Exercise details: Answer with nothing but a number: how many lines include the word "readout"?
== Exercise input
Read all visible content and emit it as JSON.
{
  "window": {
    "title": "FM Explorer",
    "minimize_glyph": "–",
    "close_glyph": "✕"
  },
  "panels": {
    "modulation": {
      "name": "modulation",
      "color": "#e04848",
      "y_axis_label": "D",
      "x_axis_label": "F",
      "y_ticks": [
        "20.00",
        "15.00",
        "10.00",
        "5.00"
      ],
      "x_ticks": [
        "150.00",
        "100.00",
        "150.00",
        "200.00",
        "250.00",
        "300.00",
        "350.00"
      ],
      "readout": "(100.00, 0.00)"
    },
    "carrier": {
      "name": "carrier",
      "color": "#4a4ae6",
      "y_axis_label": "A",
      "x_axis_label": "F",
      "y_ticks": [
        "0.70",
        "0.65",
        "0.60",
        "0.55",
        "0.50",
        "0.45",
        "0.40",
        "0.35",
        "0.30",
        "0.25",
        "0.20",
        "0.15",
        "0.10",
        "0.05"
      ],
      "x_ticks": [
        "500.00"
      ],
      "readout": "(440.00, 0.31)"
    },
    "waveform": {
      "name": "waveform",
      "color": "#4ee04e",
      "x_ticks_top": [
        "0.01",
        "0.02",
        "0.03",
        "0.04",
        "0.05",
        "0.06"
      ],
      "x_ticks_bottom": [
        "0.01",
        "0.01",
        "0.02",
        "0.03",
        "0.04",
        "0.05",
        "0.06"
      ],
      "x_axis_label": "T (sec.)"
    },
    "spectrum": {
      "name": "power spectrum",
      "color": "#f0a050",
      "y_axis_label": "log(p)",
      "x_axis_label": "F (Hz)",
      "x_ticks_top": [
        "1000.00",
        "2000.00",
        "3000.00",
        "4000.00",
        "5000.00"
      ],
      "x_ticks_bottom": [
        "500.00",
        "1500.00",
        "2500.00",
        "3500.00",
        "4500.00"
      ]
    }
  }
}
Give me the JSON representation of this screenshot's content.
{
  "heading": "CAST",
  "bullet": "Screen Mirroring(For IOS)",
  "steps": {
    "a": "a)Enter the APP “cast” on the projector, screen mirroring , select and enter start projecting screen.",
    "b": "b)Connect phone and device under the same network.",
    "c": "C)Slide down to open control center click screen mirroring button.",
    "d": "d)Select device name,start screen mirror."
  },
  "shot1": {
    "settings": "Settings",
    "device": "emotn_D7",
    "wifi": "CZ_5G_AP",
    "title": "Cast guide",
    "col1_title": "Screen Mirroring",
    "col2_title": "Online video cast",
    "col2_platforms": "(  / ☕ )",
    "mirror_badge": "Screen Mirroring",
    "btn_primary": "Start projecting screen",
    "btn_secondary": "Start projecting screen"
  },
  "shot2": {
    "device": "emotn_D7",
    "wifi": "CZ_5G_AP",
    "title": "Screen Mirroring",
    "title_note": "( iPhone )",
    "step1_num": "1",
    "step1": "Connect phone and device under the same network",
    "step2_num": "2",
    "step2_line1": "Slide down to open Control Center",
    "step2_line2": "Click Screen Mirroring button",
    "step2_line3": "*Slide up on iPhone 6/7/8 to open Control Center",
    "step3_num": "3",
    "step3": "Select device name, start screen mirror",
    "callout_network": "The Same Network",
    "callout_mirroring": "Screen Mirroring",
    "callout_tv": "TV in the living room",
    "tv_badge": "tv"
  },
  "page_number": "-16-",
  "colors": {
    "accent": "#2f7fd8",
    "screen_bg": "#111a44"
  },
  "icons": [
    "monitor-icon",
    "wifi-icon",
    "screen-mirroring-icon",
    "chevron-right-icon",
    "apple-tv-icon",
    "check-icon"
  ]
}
====
Solved problem: 2